Bagian Dokumen ::
╭──

Pemerintah Tunisia didesak atasi pengangguran

unjuk rasa di tunisia
Image caption Pemerintahn didesak menciptakan lapangan kerja terutama di pedesaan

Tidak biasanya rakyat Tunisia turun ke jalan memprotes pemerintah.

Namun mereka berdemonstrasi di ibukota Tunis pada hari Senin (27/12) dan menyatakan prihatin atas tingginya angka pengangguran.

Sekitar 1.000 orang, terutama para lulusan perguruan tinggi yang belum mendapatkan pekerjaan, menggelar aksi di depan kantor serikat pekerja.

Kerusuhan mewarnai aksi ini dan polisi menggunakan pentungan untuk menghalau massa yang mendesak pemerintah menciptakan lapangan kerja, terutama di kawasan pedesaan.

Ketegangan sosial meningkat dalam beberapa pekan terakhir, yang dipicu dengan tindakan bunuh diri Mohammed Bouazizi, lulusan universitas berusia 26 tahun, setelah diberitahu ia tidak memiliki izin menjual buah dan sayuran.

╰──

Data analisis tata letak dokumen:
╭──

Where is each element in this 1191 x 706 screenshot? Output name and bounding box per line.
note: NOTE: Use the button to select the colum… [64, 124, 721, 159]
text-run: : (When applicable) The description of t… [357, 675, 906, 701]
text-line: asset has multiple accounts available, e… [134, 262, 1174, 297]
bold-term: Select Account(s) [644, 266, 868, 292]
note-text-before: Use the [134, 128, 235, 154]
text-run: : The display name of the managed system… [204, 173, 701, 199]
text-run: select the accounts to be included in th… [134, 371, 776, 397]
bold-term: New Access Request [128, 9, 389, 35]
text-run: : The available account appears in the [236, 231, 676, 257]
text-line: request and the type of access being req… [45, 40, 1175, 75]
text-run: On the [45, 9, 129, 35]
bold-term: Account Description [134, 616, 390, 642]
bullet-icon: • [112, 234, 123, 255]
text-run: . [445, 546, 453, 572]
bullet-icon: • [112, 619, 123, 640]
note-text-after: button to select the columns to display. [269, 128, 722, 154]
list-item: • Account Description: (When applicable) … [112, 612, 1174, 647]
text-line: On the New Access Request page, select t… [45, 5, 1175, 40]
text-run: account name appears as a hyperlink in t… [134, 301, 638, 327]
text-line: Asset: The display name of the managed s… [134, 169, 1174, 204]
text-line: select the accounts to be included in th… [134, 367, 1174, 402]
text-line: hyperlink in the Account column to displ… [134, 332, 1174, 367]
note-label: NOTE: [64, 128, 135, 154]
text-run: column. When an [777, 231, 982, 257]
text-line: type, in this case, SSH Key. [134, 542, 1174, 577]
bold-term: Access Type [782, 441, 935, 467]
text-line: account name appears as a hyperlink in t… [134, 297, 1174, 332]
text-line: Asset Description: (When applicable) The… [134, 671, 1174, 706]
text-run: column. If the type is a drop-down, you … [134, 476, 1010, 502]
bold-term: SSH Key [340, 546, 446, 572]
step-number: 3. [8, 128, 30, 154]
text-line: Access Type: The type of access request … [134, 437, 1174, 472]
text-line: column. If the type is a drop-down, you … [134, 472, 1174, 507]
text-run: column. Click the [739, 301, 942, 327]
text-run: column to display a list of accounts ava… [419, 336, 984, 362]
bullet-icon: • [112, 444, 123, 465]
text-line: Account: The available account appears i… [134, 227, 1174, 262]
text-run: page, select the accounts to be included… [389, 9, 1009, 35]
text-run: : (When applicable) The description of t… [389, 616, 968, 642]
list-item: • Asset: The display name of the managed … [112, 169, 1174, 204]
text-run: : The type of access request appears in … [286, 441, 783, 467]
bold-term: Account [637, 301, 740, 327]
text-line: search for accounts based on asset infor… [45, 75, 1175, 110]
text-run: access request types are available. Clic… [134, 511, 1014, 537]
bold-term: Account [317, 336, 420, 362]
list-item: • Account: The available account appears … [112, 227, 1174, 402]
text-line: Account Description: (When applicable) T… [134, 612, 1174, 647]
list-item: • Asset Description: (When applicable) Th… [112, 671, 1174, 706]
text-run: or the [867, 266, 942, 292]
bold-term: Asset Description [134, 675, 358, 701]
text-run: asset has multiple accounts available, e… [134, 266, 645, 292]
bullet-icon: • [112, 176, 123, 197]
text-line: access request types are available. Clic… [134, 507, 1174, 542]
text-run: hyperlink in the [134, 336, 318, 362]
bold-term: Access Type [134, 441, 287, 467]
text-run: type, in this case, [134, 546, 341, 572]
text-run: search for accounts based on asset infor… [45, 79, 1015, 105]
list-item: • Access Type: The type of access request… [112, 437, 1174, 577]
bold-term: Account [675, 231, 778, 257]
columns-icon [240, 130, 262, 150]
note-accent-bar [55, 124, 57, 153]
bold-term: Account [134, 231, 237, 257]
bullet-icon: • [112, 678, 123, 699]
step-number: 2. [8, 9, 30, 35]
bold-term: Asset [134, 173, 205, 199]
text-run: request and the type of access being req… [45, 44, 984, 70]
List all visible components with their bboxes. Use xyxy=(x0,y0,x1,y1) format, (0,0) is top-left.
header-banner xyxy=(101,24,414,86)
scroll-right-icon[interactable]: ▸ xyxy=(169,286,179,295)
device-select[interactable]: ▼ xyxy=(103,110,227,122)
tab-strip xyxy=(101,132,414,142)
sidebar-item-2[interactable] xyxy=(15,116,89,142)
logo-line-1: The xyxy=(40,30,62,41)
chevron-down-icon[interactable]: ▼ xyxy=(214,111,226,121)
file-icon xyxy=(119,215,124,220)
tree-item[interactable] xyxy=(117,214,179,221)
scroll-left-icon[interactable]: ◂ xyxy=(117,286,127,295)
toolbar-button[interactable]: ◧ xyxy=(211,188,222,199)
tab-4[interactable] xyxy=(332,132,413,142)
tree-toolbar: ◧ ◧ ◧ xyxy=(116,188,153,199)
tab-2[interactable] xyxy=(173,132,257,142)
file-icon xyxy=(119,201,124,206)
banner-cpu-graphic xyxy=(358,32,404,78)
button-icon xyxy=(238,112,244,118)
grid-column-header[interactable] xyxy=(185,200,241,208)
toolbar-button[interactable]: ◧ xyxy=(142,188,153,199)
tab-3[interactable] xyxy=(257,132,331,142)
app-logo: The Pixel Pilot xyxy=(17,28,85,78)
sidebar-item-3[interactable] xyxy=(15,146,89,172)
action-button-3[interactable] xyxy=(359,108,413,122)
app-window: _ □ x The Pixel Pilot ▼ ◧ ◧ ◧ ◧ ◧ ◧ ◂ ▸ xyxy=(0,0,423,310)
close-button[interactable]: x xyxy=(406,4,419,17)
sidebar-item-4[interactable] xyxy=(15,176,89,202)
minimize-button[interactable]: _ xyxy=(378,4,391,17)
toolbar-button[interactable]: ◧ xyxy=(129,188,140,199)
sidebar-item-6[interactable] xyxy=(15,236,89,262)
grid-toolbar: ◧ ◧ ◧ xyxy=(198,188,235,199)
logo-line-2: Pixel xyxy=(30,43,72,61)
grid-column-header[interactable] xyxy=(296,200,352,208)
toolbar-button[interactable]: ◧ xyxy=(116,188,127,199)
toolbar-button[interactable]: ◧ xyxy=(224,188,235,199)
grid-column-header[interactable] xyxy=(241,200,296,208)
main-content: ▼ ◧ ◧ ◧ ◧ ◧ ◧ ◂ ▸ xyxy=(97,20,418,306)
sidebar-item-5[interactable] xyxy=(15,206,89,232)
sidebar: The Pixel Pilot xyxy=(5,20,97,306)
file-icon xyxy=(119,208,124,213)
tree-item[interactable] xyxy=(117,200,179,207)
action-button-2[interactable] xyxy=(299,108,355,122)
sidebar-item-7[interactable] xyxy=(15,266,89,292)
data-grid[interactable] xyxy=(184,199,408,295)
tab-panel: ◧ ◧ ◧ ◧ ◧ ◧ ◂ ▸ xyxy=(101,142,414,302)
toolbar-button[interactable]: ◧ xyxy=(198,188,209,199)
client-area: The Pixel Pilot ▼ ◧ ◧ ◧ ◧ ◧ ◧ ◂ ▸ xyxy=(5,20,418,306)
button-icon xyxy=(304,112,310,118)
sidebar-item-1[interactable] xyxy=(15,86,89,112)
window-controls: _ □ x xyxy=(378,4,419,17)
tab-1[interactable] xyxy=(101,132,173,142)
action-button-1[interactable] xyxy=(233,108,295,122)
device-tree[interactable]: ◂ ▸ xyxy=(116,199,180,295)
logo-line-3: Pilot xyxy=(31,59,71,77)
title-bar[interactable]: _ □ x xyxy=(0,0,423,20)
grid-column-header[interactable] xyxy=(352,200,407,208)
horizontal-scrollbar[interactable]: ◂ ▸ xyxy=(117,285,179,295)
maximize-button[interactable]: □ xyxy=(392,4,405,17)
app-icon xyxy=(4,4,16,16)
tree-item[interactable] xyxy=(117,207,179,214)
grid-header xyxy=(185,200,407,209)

╰──

Petunjuk Latihan ::
1/ Tuliskan kembali bagian berita unjuk rasa Tunisia dari "unjuk rasa di" sampai "buah dan sayuran." tanpa mengubah satu kata pun.
2/ Tolong teruskan berita unjuk rasa Tunisia mulai setelah kalimat terakhir yang tercantum.
Daftar tersebut tidak berhubungan dengan berita unjuk rasa Tunisia.

Jawaban ::
1/
unjuk rasa di tunisia
Image caption Pemerintahn didesak menciptakan lapangan kerja terutama di pedesaan

Tidak biasanya rakyat Tunisia turun ke jalan memprotes pemerintah.

Namun mereka berdemonstrasi di ibukota Tunis pada hari Senin (27/12) dan menyatakan prihatin atas tingginya angka pengangguran.

Sekitar 1.000 orang, terutama para lulusan perguruan tinggi yang belum mendapatkan pekerjaan, menggelar aksi di depan kantor serikat pekerja.

Kerusuhan mewarnai aksi ini dan polisi menggunakan pentungan untuk menghalau massa yang mendesak pemerintah menciptakan lapangan kerja, terutama di kawasan pedesaan.

Ketegangan sosial meningkat dalam beberapa pekan terakhir, yang dipicu dengan tindakan bunuh diri Mohammed Bouazizi, lulusan universitas berusia 26 tahun, setelah diberitahu ia tidak memiliki izin menjual buah dan sayuran.

2/
Dalam insiden lain, seorang pengunjuk rasa tewas tertembak aparat keamanan di kota Sidi Bouziz, Jumat (24/12) pekan lalu.

Pemerintah mengatakan aksi unjuk rasa tidak terjadi secara meluas dan dimanfaatkan oleh kalangan oposisi.

Namun, Menteri Pembangunan mengadakan kunjungan ke beberapa daerah dan berjanji untuk menciptakan lapangan kerja baru

Para wartawan mengatakan unjuk rasa jarang terjadi di Tunisia dan protes politik akan langsung ditindas.

Namun kondisi ekonomi membuat sejumlah kalangan hilang kesabaran dan akhirnya turun ke jalan.